[TEXTE RETENU]

Comme tant d’autres familles vivant en région, mes parents sont un exemple d’accueil et d’hospitalité. Notre foyer a toujours été un lieu ouvert à tous. Mes parents avaient l’invitation facile et insistante. Ils ramenaient très souvent des gens de tous horizons. Il y avait la joie des rencontres, l’intérêt mutuel porté par les uns et les autres, et ça se terminait tard dans la nuit. Nous, les enfants, étions souvent témoins de ces fêtes tardives.

Enfant, j’avais le sentiment que mes parents étaient des gens ouverts et sans préjugés. Mais je me rappelle aussi avoir entendu, les lendemains de fêtes, des commentaires pas toujours flatteurs sur les différences de ces gens qui étaient venus. Plus tard, l’introduction de nos amis et surtout de nos conjointes fut un test pour l’ouverture. Je pense que celles-ci ont eu du mal car leur différence fut souvent un facteur de tension. Heureusement, le temps fait bien les choses et la compréhension, ensuite l’amour, emportent le tout. Les belles-soeurs et beaux-frères font désormais partie intégrante de la famille avec leurs différences. Mais nous parlons de différences au sein de la même culture.

[/TEXTE RETENU]

▶ CONSIGNE
Prolongez le texte ci-dessus sur l'hospitalité familiale et l'ouverture aux différences, en reprenant juste après sa dernière phrase.

[DONNÉES FOURNIES]

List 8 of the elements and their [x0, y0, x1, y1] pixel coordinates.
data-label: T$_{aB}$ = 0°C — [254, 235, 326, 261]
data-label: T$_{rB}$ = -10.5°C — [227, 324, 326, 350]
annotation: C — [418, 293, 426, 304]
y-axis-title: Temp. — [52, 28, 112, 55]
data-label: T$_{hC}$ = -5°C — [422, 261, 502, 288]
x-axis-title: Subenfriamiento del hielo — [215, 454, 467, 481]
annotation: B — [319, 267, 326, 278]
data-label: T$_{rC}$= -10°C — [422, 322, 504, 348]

[/DONNÉES FOURNIES]

▶ RÉPONSE RÉDIGÉE
Imaginons alors à quel point ces différences peuvent choquer lorsqu’elles proviennent de cultures africaines, asiatiques, arabes, etc. Au Québec, il est vrai que nous aimons bien les étrangers et les voir « nous choisir » ! Nous sommes rapidement familiers, notre simplicité séduit. Mais il faut aussi reconnaître que nous aimons déblatérer contre les voisins africains qui laissent exhaler des odeurs désagréables dans le hall du bloc-appartement; affirmer « s’ils veulent vivre ici comme chez eux, ils n’ont qu’à y retourner! » Ou, plus dur encore: « ces gens sont des batteurs de femmes et des extrémistes religieux, ils ne peuvent que semer le trouble dans notre société paisible ».

La xénophobie est rarement de surface. Elle est profonde. Tant que la rencontre ne risque pas de me faire déplacer de mes valeurs, de mes convictions, elle n’est pas dérangeante. Comme mes parents, on peut accueillir « des tonnes » d’étrangers avec plaisir, tant qu’ils s’intéressent à nous, à notre manière de vivre et qu’ils nous confirment dans le meilleur de nous-mêmes. Mais si leur installation permanente vient à modifier les paramètres de nos habitudes quotidiennes, c’est différent.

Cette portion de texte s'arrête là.